**Working data**:

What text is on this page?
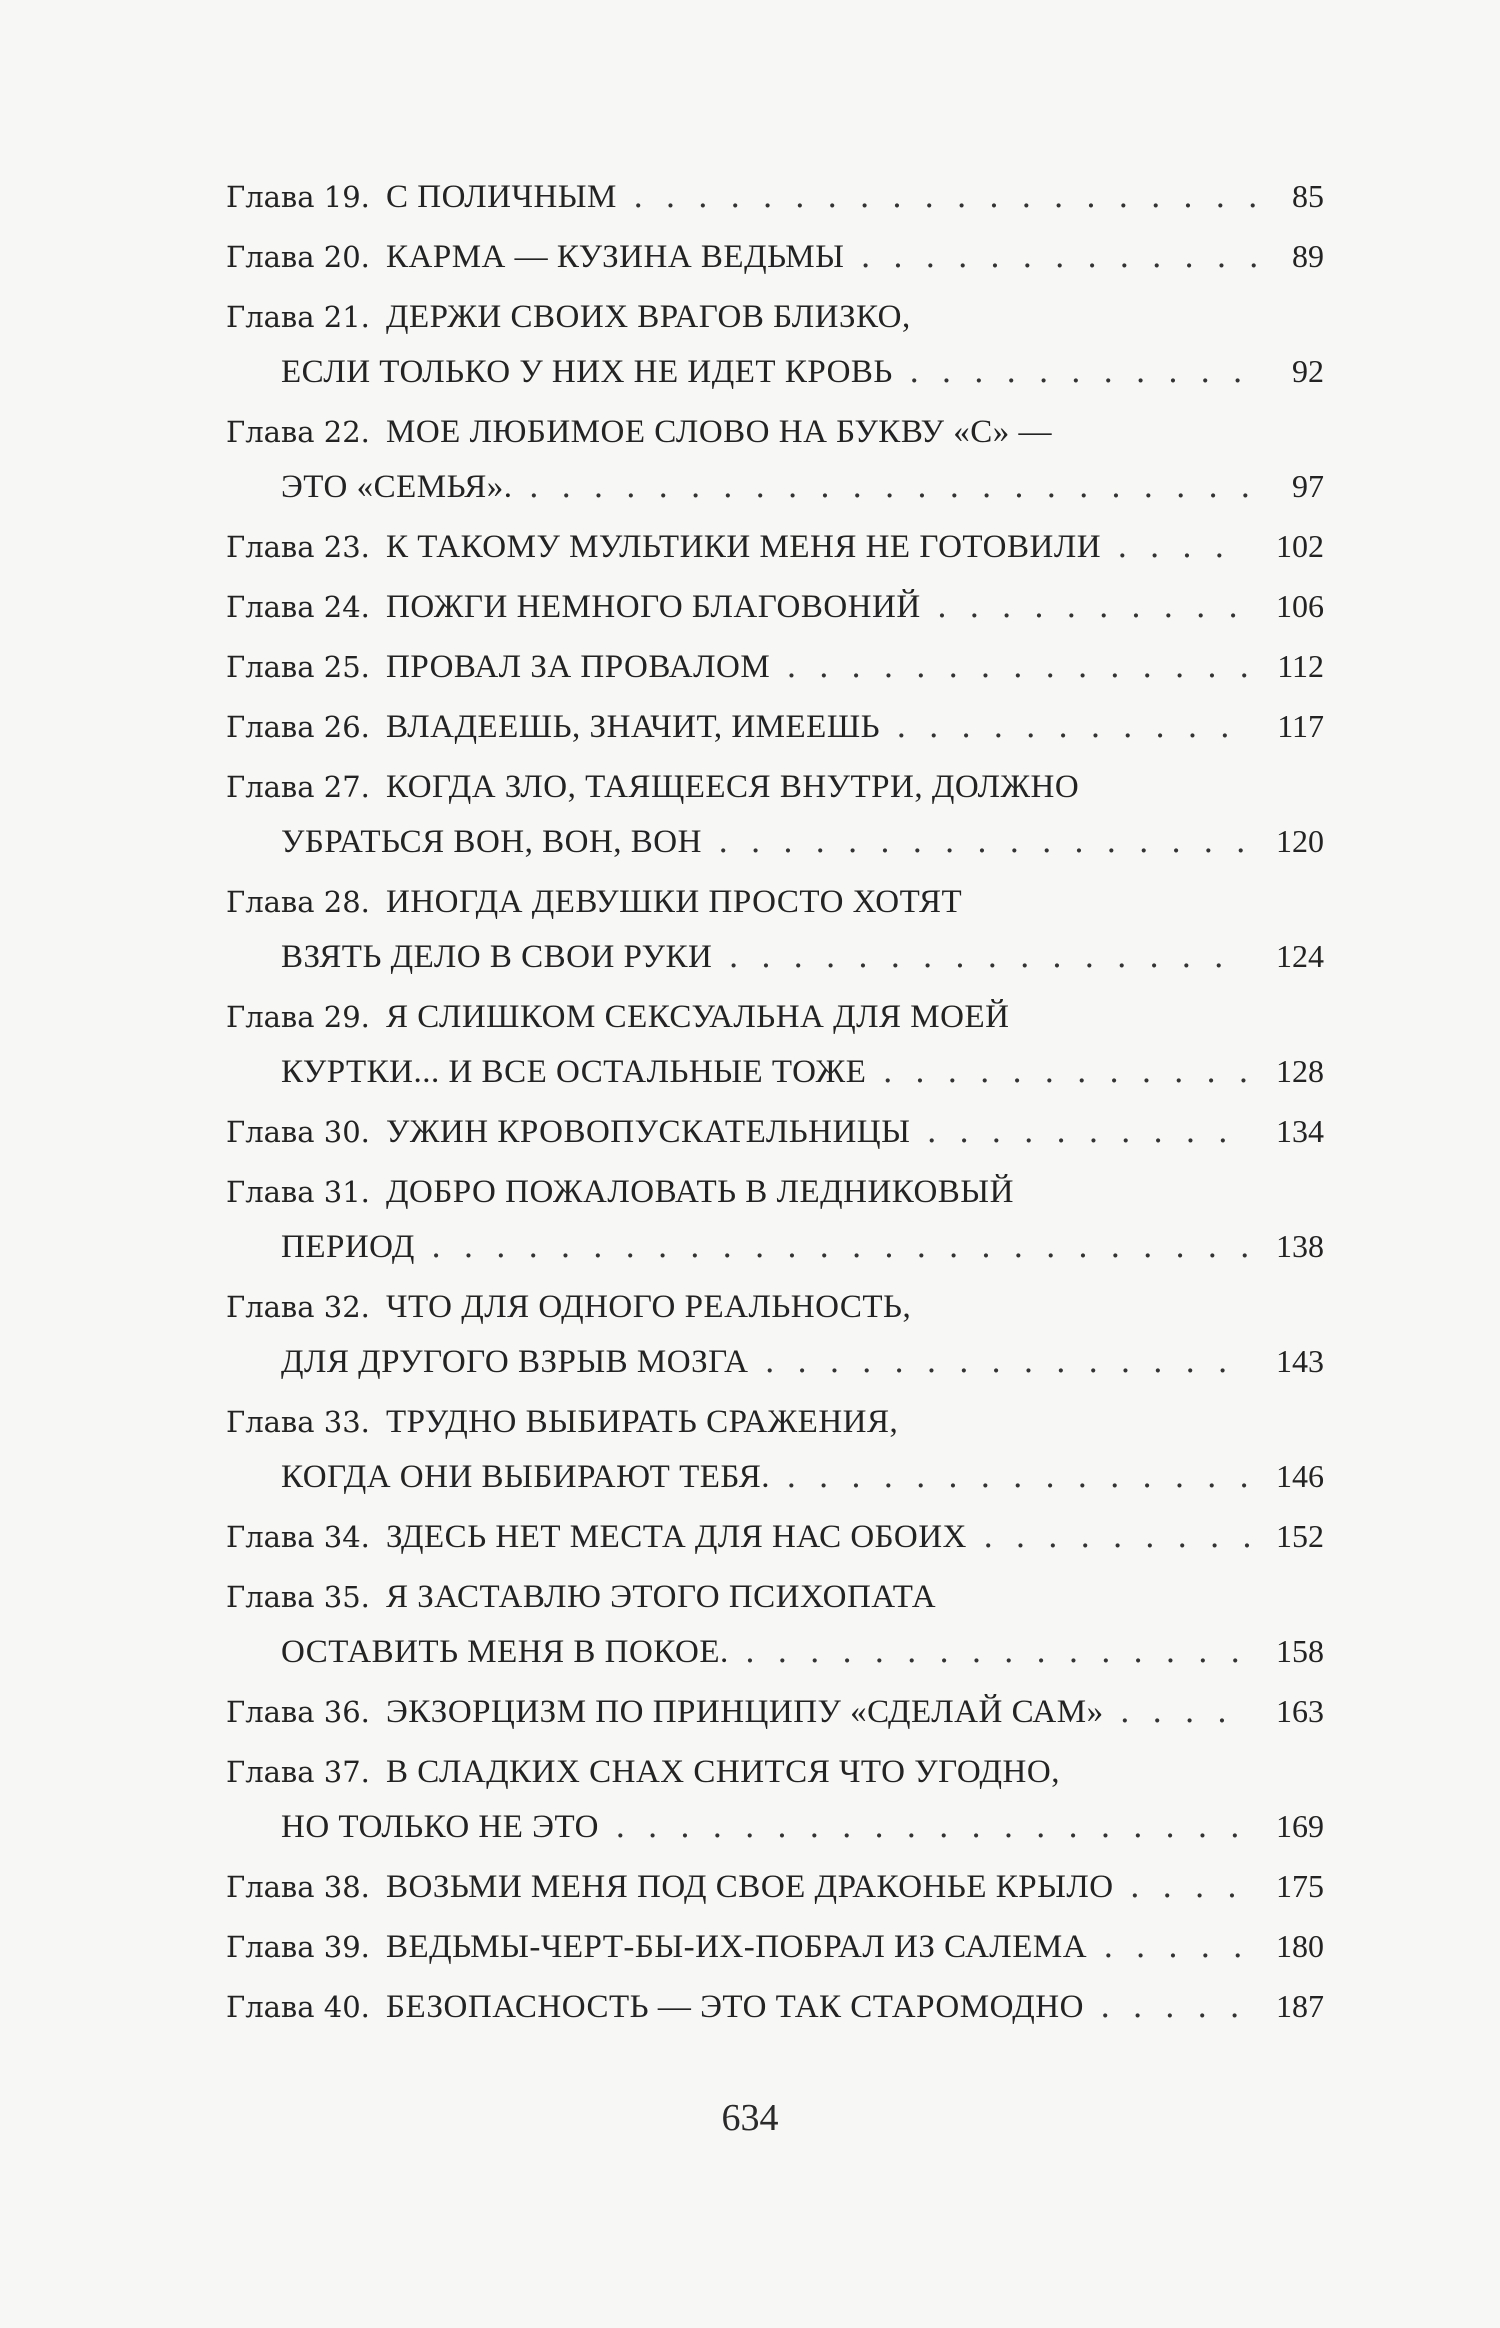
Глава 19. С ПОЛИЧНЫМ . . . . . . . . . . . . . . . . . . . . 85
Глава 20. КАРМА — КУЗИНА ВЕДЬМЫ . . . . . . . . . . . . . 89
Глава 21. ДЕРЖИ СВОИХ ВРАГОВ БЛИЗКО,
ЕСЛИ ТОЛЬКО У НИХ НЕ ИДЕТ КРОВЬ . . . . . . . . . . . 92
Глава 22. МОЕ ЛЮБИМОЕ СЛОВО НА БУКВУ «С» —
ЭТО «СЕМЬЯ». . . . . . . . . . . . . . . . . . . . . . . . 97
Глава 23. К ТАКОМУ МУЛЬТИКИ МЕНЯ НЕ ГОТОВИЛИ . . . . 102
Глава 24. ПОЖГИ НЕМНОГО БЛАГОВОНИЙ . . . . . . . . . . 106
Глава 25. ПРОВАЛ ЗА ПРОВАЛОМ . . . . . . . . . . . . . . . 112
Глава 26. ВЛАДЕЕШЬ, ЗНАЧИТ, ИМЕЕШЬ . . . . . . . . . . . 117
Глава 27. КОГДА ЗЛО, ТАЯЩЕЕСЯ ВНУТРИ, ДОЛЖНО
УБРАТЬСЯ ВОН, ВОН, ВОН . . . . . . . . . . . . . . . . . 120
Глава 28. ИНОГДА ДЕВУШКИ ПРОСТО ХОТЯТ
ВЗЯТЬ ДЕЛО В СВОИ РУКИ . . . . . . . . . . . . . . . . 124
Глава 29. Я СЛИШКОМ СЕКСУАЛЬНА ДЛЯ МОЕЙ
КУРТКИ... И ВСЕ ОСТАЛЬНЫЕ ТОЖЕ . . . . . . . . . . . . 128
Глава 30. УЖИН КРОВОПУСКАТЕЛЬНИЦЫ . . . . . . . . . . 134
Глава 31. ДОБРО ПОЖАЛОВАТЬ В ЛЕДНИКОВЫЙ
ПЕРИОД . . . . . . . . . . . . . . . . . . . . . . . . . . 138
Глава 32. ЧТО ДЛЯ ОДНОГО РЕАЛЬНОСТЬ,
ДЛЯ ДРУГОГО ВЗРЫВ МОЗГА . . . . . . . . . . . . . . . 143
Глава 33. ТРУДНО ВЫБИРАТЬ СРАЖЕНИЯ,
КОГДА ОНИ ВЫБИРАЮТ ТЕБЯ. . . . . . . . . . . . . . . . 146
Глава 34. ЗДЕСЬ НЕТ МЕСТА ДЛЯ НАС ОБОИХ . . . . . . . . . 152
Глава 35. Я ЗАСТАВЛЮ ЭТОГО ПСИХОПАТА
ОСТАВИТЬ МЕНЯ В ПОКОЕ. . . . . . . . . . . . . . . . . 158
Глава 36. ЭКЗОРЦИЗМ ПО ПРИНЦИПУ «СДЕЛАЙ САМ» . . . . 163
Глава 37. В СЛАДКИХ СНАХ СНИТСЯ ЧТО УГОДНО,
НО ТОЛЬКО НЕ ЭТО . . . . . . . . . . . . . . . . . . . . 169
Глава 38. ВОЗЬМИ МЕНЯ ПОД СВОЕ ДРАКОНЬЕ КРЫЛО . . . . 175
Глава 39. ВЕДЬМЫ-ЧЕРТ-БЫ-ИХ-ПОБРАЛ ИЗ САЛЕМА . . . . . 180
Глава 40. БЕЗОПАСНОСТЬ — ЭТО ТАК СТАРОМОДНО . . . . . 187
634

**Exercise goal**:
Each line that holds the word "МЕНЯ" should be extracted from the records.

**Answer to this exercise**:
Глава 23. К ТАКОМУ МУЛЬТИКИ МЕНЯ НЕ ГОТОВИЛИ . . . . 102
ОСТАВИТЬ МЕНЯ В ПОКОЕ. . . . . . . . . . . . . . . . . 158
Глава 38. ВОЗЬМИ МЕНЯ ПОД СВОЕ ДРАКОНЬЕ КРЫЛО . . . . 175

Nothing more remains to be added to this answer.